* _Items from a data source_

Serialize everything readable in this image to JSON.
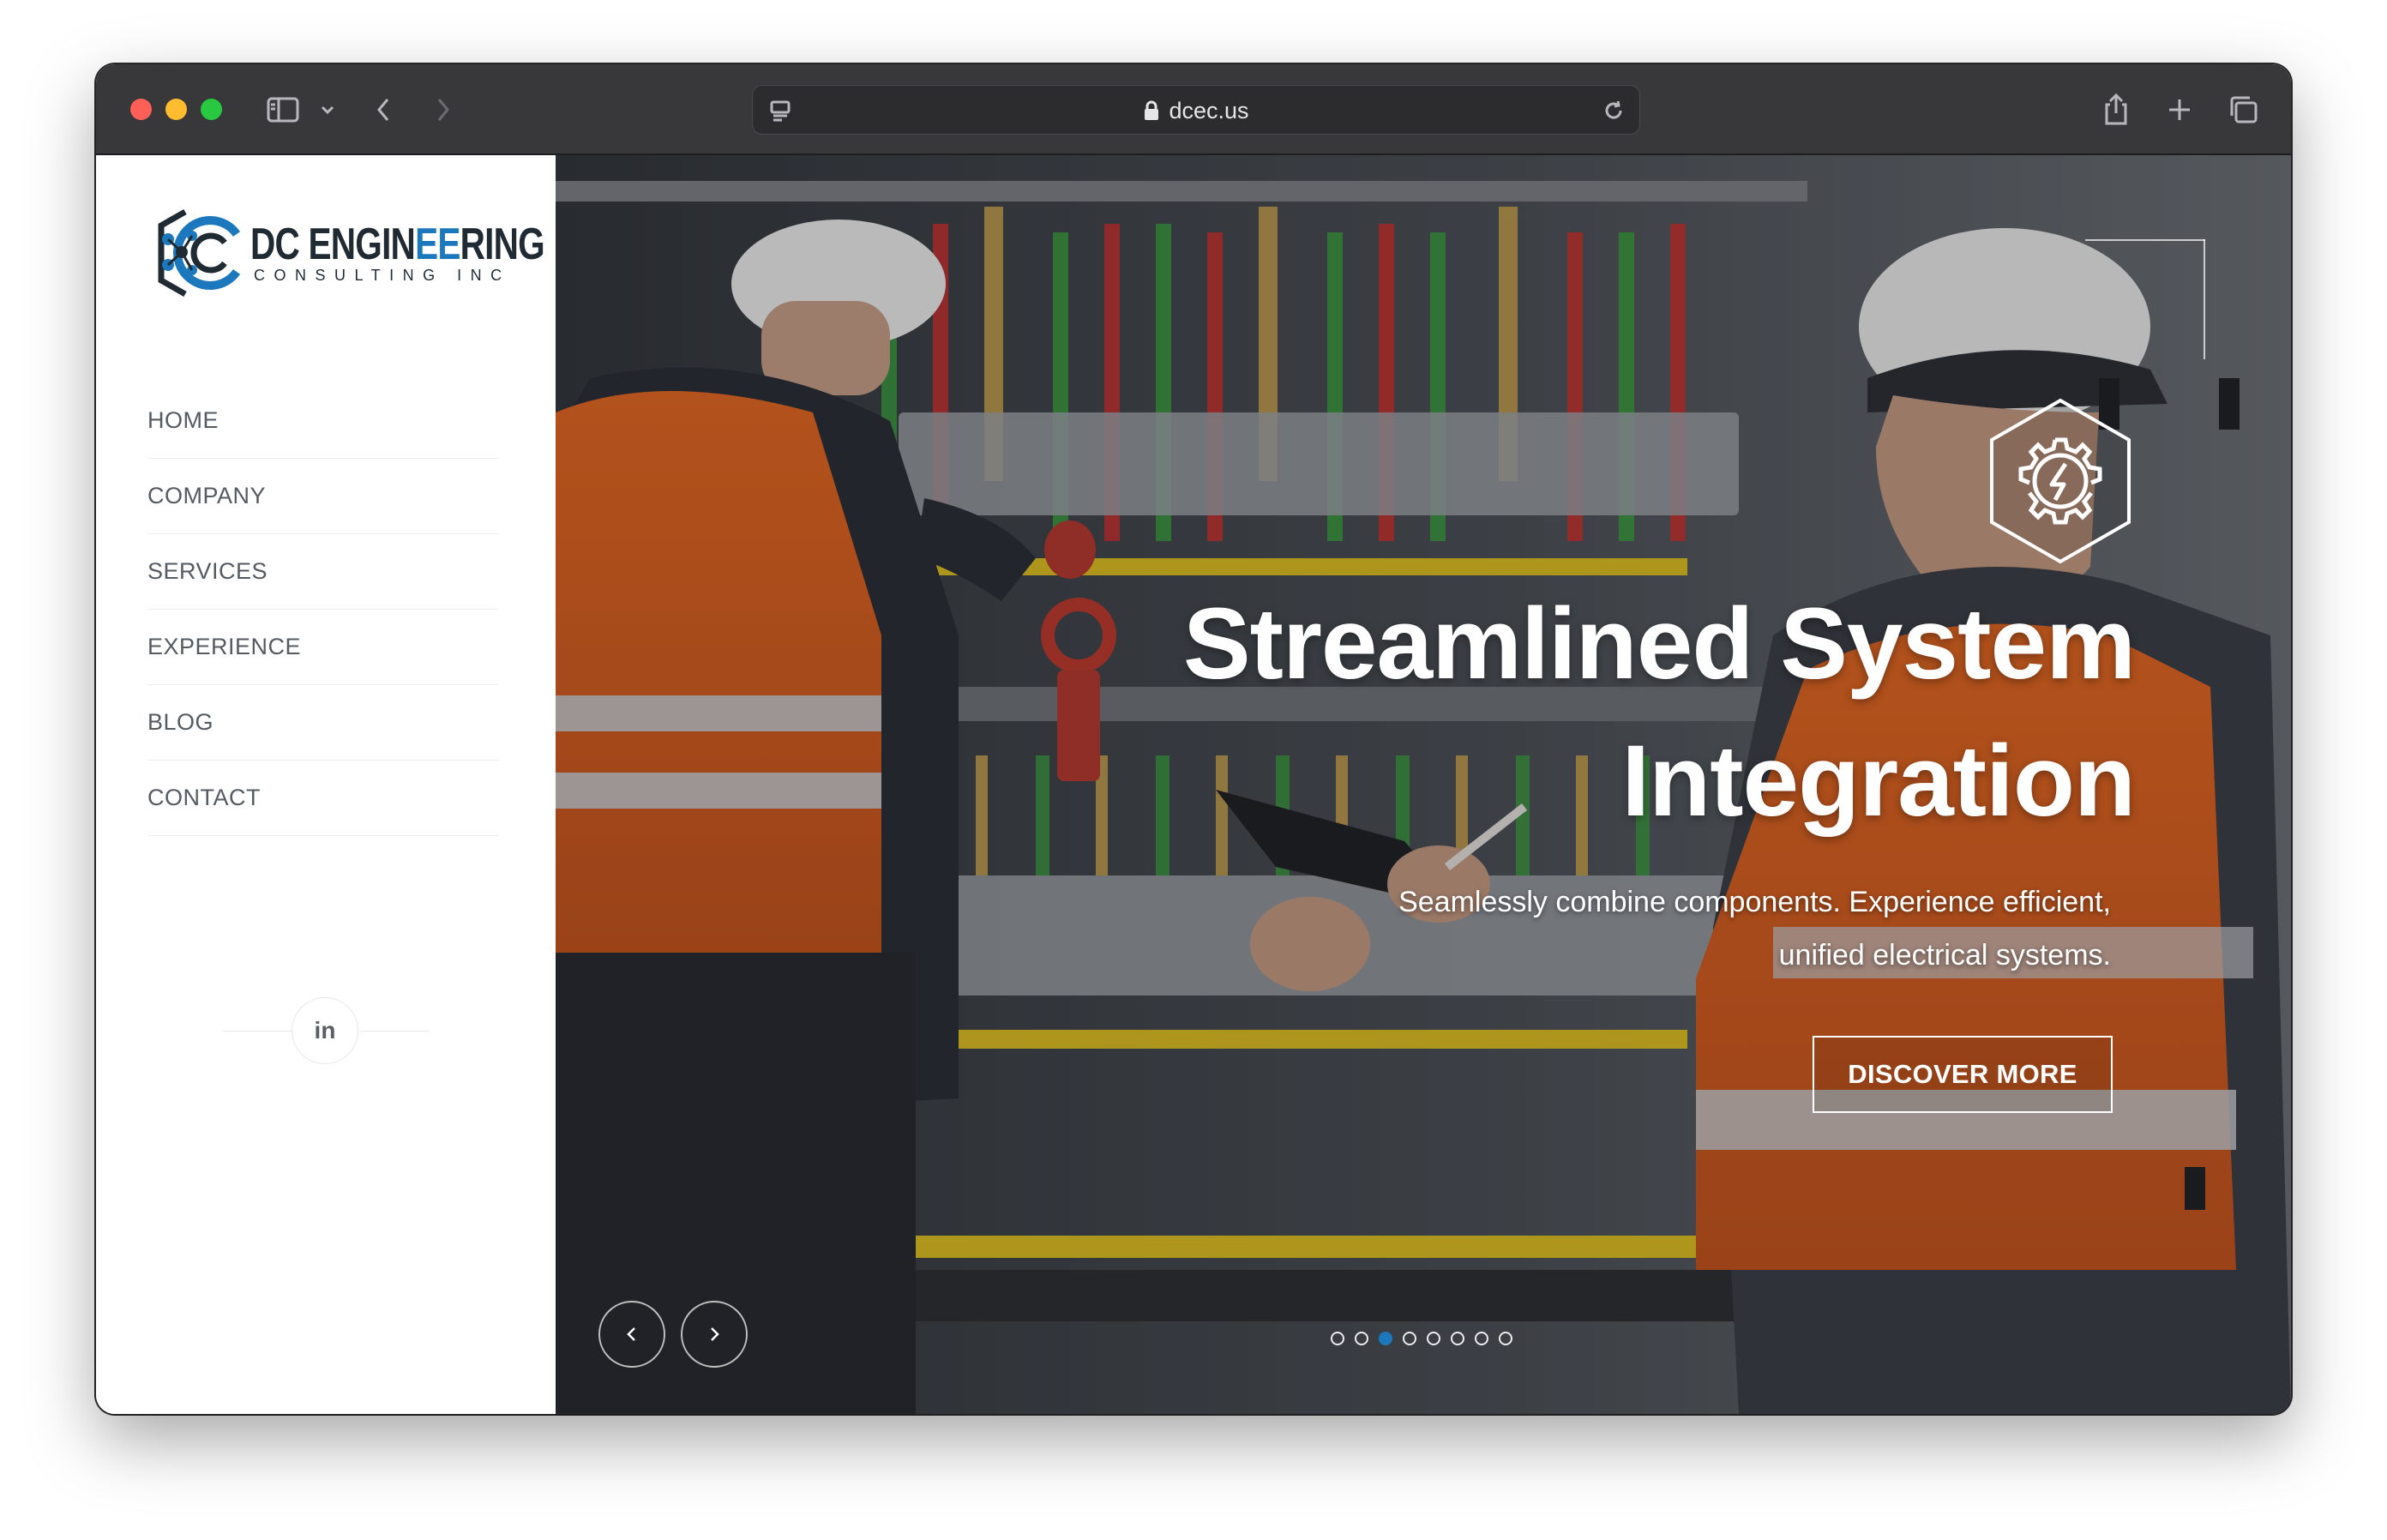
{
  "browser": {
    "url": "dcec.us",
    "icons": [
      "sidebar-toggle-icon",
      "chevron-down-icon",
      "back-icon",
      "forward-icon",
      "reader-icon",
      "lock-icon",
      "reload-icon",
      "share-icon",
      "new-tab-icon",
      "tabs-icon"
    ]
  },
  "brand": {
    "name_part1": "DC ENGIN",
    "name_part2": "EE",
    "name_part3": "RING",
    "subtitle": "CONSULTING INC",
    "accent_color": "#1c78bd",
    "dark_color": "#1f2a33"
  },
  "nav": {
    "items": [
      {
        "label": "HOME"
      },
      {
        "label": "COMPANY"
      },
      {
        "label": "SERVICES"
      },
      {
        "label": "EXPERIENCE"
      },
      {
        "label": "BLOG"
      },
      {
        "label": "CONTACT"
      }
    ]
  },
  "social": {
    "linkedin": "in"
  },
  "hero": {
    "title_line1": "Streamlined System",
    "title_line2": "Integration",
    "subtitle_line1": "Seamlessly combine components. Experience efficient,",
    "subtitle_line2": "unified electrical systems.",
    "cta_label": "DISCOVER MORE",
    "badge_icon": "gear-lightning-icon",
    "slide_count": 8,
    "active_slide": 3
  }
}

* _GIVEN TASK_
Leave out the pictures and restate everything else word for word.

* _REPLY_
Serialize everything readable in this image to JSON.
{
  "browser": {
    "url": "dcec.us",
    "icons": [
      "sidebar-toggle-icon",
      "chevron-down-icon",
      "back-icon",
      "forward-icon",
      "reader-icon",
      "lock-icon",
      "reload-icon",
      "share-icon",
      "new-tab-icon",
      "tabs-icon"
    ]
  },
  "brand": {
    "name_part1": "DC ENGIN",
    "name_part2": "EE",
    "name_part3": "RING",
    "subtitle": "CONSULTING INC",
    "accent_color": "#1c78bd",
    "dark_color": "#1f2a33"
  },
  "nav": {
    "items": [
      {
        "label": "HOME"
      },
      {
        "label": "COMPANY"
      },
      {
        "label": "SERVICES"
      },
      {
        "label": "EXPERIENCE"
      },
      {
        "label": "BLOG"
      },
      {
        "label": "CONTACT"
      }
    ]
  },
  "social": {
    "linkedin": "in"
  },
  "hero": {
    "title_line1": "Streamlined System",
    "title_line2": "Integration",
    "subtitle_line1": "Seamlessly combine components. Experience efficient,",
    "subtitle_line2": "unified electrical systems.",
    "cta_label": "DISCOVER MORE",
    "badge_icon": "gear-lightning-icon",
    "slide_count": 8,
    "active_slide": 3
  }
}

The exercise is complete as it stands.